== TEXT SECTION ==
========

A private entity in possession of biometric identifiers or biometric information must develop a written policy, made available to the public, establishing a retention schedule and guidelines for permanently destroying biometric identifiers and biometric information when the initial purpose for collecting or obtaining such identifiers or information has been satisfied or within 3 years of the individual’s last interaction with the private entity, whichever occurs first. Absent a valid warrant or subpoena issued by a court of competent jurisdiction, a private entity in possession of biometric identifiers or biometric information must comply with its established retention schedule and destruction guidelines.

And there are some other notable omissions. While the most recent CBA does guarantee that wearable data cannot be used in salary arbitration, there is no prohibition in the CBA on using it in contract negotiations generally, or in trades. Unlike the NBA’s CBA, there is no provision providing a penalty for violations. And unlike both the NFL and NBA agreements, the MLB CBA does not contain strict language stating that medical records are the property of the player. Now, the CBA does provide a prohibition on public disclosure:

A Club Physician or Certified Athletic Trainer treating a Player . . . shall be prohibited from making any public disclosure of a Player’s medical information absent a separate, specific written authorization from the Player authorizing such public disclosure.

That this language is less stringent than the NBPA negotiated has real effects, because it transfers the burden from the League to the player. And perhaps most significantly, the MLB CBA and Attachment 56 do not include minor league players within their scope, meaning that major league teams seemingly can lawfully compel minor leaguers to surrender data from wearable technology. As Nicholas Zych wrote for the DePaul University Journal of Sports Law, “In the approaching battle over [biometrics data] ownership, rights-holding Clubs will have a strong upper hand over MiLB players.”

And that’s another reason why the current CBA scheme is so flawed from the player perspective. If teams already know sensitive information regarding minor leaguers’ health – information which they are not required to keep confidential given the exclusion of minor leaguers from the CBA – it could give them a plausible-seeming reason to delay promotions and stunt service time accrual, and perhaps even manipulate trade value. And major leaguers could see their earning potential reduced by medical and biometric data dating from when they were in the minor leagues. When players are called up to the major leagues, sensitive data regarding their health may already have been compromised without remedy, giving further ground to a team which wishes to exploit it.

========

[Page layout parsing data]

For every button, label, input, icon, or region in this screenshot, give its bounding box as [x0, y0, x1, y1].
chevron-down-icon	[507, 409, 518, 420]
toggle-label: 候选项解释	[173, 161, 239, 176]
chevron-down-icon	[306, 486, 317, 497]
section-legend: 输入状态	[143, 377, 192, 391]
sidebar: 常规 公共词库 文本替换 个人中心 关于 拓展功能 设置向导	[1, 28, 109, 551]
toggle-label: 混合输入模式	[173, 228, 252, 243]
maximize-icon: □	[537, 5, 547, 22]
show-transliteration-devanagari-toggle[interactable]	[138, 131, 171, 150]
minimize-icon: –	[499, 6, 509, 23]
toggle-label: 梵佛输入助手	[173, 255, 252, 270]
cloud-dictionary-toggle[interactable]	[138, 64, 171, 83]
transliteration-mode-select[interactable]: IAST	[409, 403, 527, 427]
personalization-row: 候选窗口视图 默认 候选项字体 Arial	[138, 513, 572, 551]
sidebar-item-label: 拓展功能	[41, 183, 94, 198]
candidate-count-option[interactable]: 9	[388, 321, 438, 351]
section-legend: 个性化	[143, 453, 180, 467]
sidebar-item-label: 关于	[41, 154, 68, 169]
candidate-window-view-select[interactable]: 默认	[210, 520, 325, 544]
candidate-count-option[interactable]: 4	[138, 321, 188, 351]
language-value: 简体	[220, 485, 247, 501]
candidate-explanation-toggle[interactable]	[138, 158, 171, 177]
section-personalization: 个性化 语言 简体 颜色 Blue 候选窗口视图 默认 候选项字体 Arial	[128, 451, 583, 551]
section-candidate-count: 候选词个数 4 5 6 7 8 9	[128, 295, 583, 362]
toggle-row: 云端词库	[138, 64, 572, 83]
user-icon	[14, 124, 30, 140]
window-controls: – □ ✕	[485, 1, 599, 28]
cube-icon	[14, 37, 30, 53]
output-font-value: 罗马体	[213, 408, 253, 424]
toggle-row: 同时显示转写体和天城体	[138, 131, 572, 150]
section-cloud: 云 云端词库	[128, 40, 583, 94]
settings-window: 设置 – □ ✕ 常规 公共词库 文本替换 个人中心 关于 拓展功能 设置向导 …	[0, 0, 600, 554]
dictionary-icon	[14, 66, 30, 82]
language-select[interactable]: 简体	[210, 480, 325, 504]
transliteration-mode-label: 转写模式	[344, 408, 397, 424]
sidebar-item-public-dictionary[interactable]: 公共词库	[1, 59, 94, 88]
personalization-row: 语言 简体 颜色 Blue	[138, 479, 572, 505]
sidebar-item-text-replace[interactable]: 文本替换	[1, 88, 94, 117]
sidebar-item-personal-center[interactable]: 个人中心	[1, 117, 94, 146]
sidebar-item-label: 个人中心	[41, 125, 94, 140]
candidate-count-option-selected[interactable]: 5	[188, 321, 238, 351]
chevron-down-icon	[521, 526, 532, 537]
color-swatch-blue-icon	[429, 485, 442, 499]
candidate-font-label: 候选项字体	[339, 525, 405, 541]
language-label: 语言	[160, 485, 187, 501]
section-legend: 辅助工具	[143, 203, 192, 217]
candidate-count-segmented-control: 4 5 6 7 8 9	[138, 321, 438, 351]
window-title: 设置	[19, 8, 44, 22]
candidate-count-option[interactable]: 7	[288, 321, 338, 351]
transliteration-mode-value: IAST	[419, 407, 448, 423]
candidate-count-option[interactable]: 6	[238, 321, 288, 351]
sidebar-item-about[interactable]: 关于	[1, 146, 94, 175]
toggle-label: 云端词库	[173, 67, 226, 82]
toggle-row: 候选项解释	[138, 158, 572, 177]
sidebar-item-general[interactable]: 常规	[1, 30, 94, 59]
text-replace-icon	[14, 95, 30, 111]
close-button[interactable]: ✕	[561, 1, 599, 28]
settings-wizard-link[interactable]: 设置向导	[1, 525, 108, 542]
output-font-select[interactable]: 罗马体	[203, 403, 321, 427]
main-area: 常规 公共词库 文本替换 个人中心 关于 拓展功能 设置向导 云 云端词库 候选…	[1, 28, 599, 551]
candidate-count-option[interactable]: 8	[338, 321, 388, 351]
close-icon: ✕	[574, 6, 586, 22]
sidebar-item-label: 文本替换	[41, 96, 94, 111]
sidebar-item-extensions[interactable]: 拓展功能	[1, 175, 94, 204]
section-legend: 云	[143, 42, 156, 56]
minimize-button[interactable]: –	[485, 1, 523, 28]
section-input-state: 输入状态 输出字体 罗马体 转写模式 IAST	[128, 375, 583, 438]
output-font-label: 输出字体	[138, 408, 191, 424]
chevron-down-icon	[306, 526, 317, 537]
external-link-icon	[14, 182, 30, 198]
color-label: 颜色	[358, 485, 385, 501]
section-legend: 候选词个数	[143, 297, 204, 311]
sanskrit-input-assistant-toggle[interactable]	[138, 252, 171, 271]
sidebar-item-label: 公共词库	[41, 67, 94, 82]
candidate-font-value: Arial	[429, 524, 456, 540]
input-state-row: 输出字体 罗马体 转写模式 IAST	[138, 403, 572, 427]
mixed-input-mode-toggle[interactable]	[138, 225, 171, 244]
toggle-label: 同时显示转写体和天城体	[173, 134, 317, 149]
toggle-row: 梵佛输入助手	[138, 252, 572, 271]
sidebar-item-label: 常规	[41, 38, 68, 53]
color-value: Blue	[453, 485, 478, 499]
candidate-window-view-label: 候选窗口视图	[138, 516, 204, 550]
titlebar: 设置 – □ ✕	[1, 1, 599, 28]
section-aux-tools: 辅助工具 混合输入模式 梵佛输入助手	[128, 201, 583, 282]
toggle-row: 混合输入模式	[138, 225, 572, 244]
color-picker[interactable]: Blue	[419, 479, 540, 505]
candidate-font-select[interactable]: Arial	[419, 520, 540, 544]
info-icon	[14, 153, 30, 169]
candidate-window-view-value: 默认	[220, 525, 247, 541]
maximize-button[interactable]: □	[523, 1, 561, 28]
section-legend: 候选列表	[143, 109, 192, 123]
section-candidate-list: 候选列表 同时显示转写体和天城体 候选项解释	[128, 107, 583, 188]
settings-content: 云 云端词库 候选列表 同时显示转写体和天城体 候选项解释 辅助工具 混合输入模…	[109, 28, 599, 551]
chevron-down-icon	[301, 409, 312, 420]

========

== ACTIVITIES ==
**1)** Answer these questions about the text on biometric data in baseball:
(a) Under the retention policy described at the start, what time limit after the individual's last interaction with the private entity applies to destroying biometric identifiers?
(b) In what proceeding does the most recent CBA guarantee that wearable data cannot be used?
(c) Who wrote for the DePaul University Journal of Sports Law?
**2)** Extend the text on biometric data in baseball from where it stops.

== TASK-BY-TASK OUTPUTS ==
**1)**
(a) Within 3 years of the individual's last interaction with the private entity, if that comes before the initial purpose is satisfied.
(b) Salary arbitration.
(c) Nicholas Zych.

**2)**
“With all of this, player consent is critical,” says Alan Milstein [to Watt], a New Jersey-based attorney who practices in both bioethics and sports law. . . . “A young player, 19 years old, when he sees the team physician, is going to be under the impression that that physician is his physician, and that there’s going to be some kind of doctor-patient relationship with some kind of fiduciary duty that the physician owes to him,” Milstein notes. “But that physician really works for the team, and that creates a lot of ethical issues.”

So what’s the solution here? This is one issue where the MLBPA needs to take a much firmer stance, not only on behalf of major league players but minor league players as well. Thus far, the MLBPA has notably been the least active union when it comes to these issues, and also the only one which provides such limited protections to future high-end professionals; the MLBPA CBA gives no defense to minor leaguer whose biometric data is being collected until the day he is added to a 40-man roster. That is simply not tenable, particularly given the incentive it gives teams to extract as much data as possible from minor leaguers for as long as they can. The MLBPA has essentially provided a route by which teams might one day have a staggering amount of private health information concerning its members, almost none of which will be subject to legal protection.